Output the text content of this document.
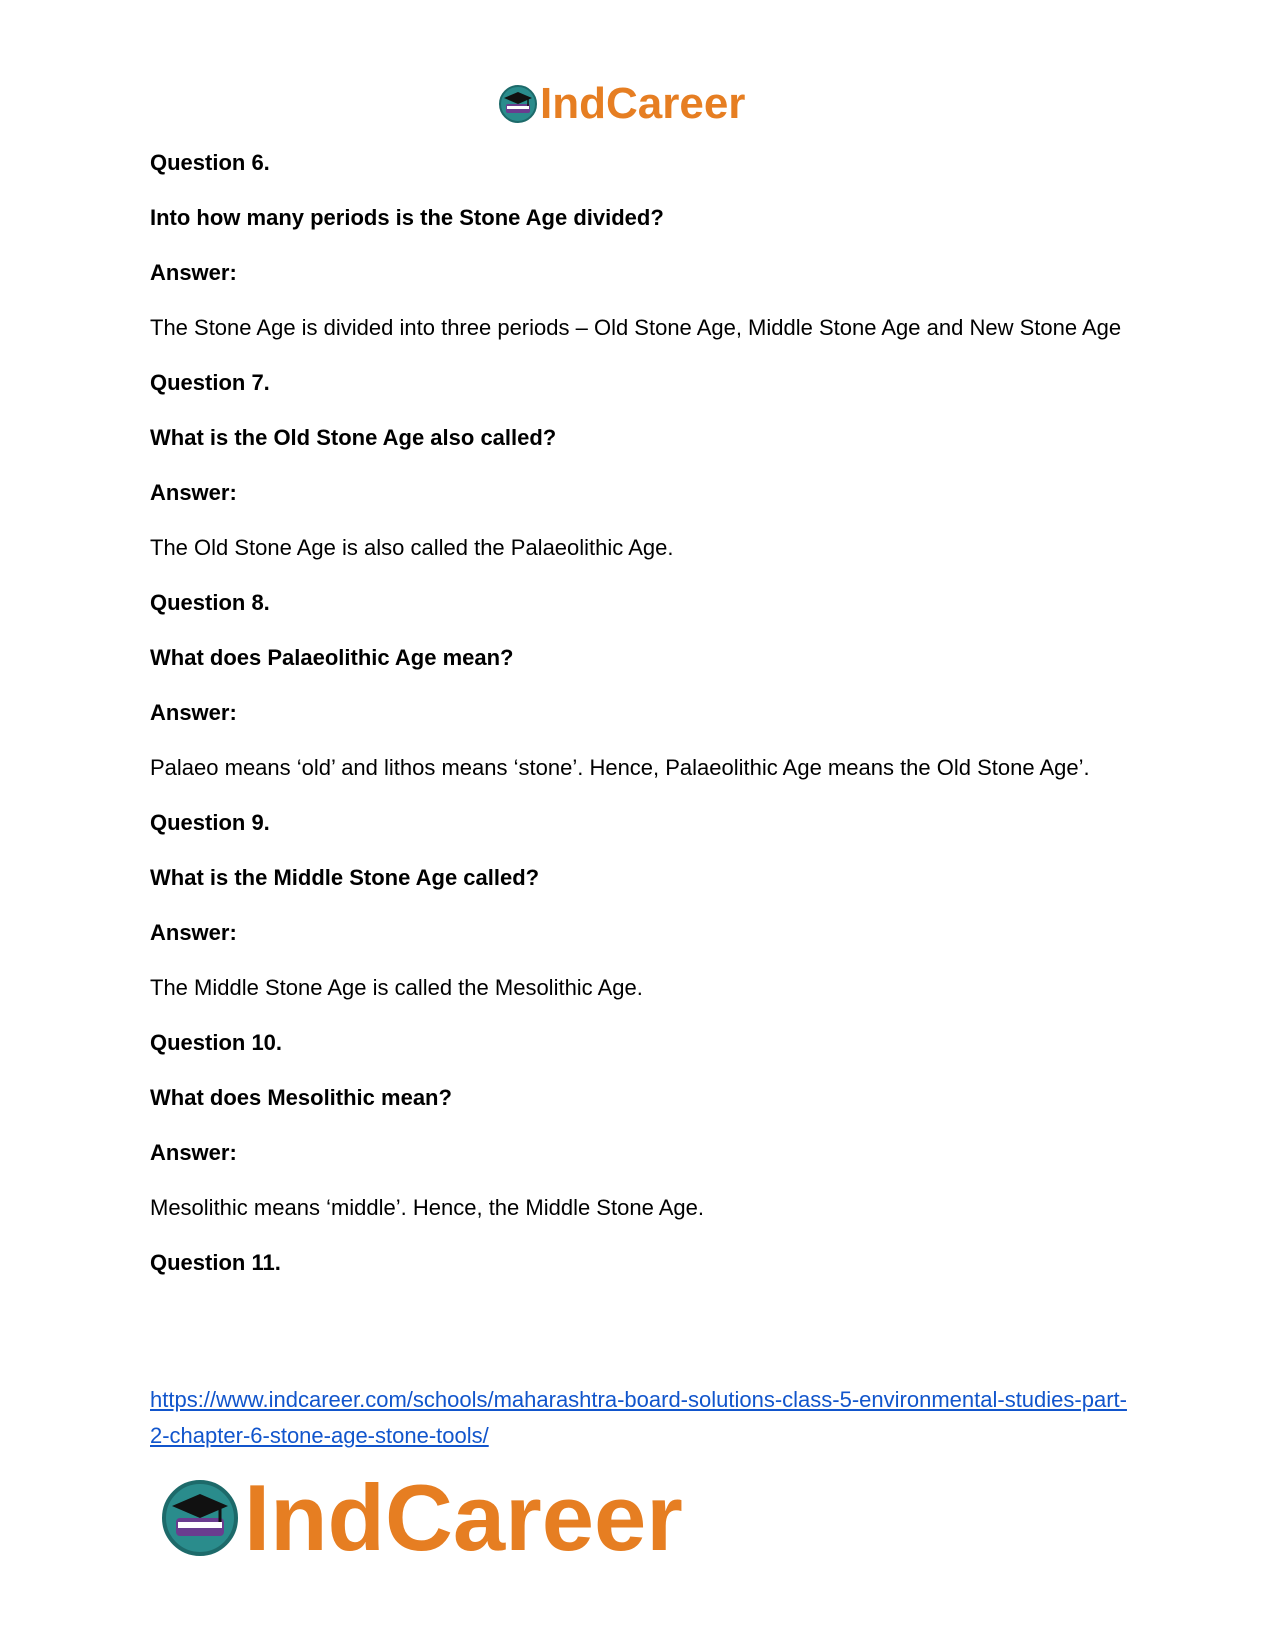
IndCareer

Question 6.

Into how many periods is the Stone Age divided?

Answer:

The Stone Age is divided into three periods – Old Stone Age, Middle Stone Age and New Stone Age

Question 7.

What is the Old Stone Age also called?

Answer:

The Old Stone Age is also called the Palaeolithic Age.

Question 8.

What does Palaeolithic Age mean?

Answer:

Palaeo means ‘old’ and lithos means ‘stone’. Hence, Palaeolithic Age means the Old Stone Age’.

Question 9.

What is the Middle Stone Age called?

Answer:

The Middle Stone Age is called the Mesolithic Age.

Question 10.

What does Mesolithic mean?

Answer:

Mesolithic means ‘middle’. Hence, the Middle Stone Age.

Question 11.

https://www.indcareer.com/schools/maharashtra-board-solutions-class-5-environmental-studies-part-2-chapter-6-stone-age-stone-tools/
IndCareer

--- Stated problem ---
Reproduce the full listing faithfully, but do not carry over any pictures.

--- Exercise solution ---
Output the text content of this document.
IndCareer

Question 6.

Into how many periods is the Stone Age divided?

Answer:

The Stone Age is divided into three periods – Old Stone Age, Middle Stone Age and New Stone Age

Question 7.

What is the Old Stone Age also called?

Answer:

The Old Stone Age is also called the Palaeolithic Age.

Question 8.

What does Palaeolithic Age mean?

Answer:

Palaeo means ‘old’ and lithos means ‘stone’. Hence, Palaeolithic Age means the Old Stone Age’.

Question 9.

What is the Middle Stone Age called?

Answer:

The Middle Stone Age is called the Mesolithic Age.

Question 10.

What does Mesolithic mean?

Answer:

Mesolithic means ‘middle’. Hence, the Middle Stone Age.

Question 11.

https://www.indcareer.com/schools/maharashtra-board-solutions-class-5-environmental-studies-part-2-chapter-6-stone-age-stone-tools/
IndCareer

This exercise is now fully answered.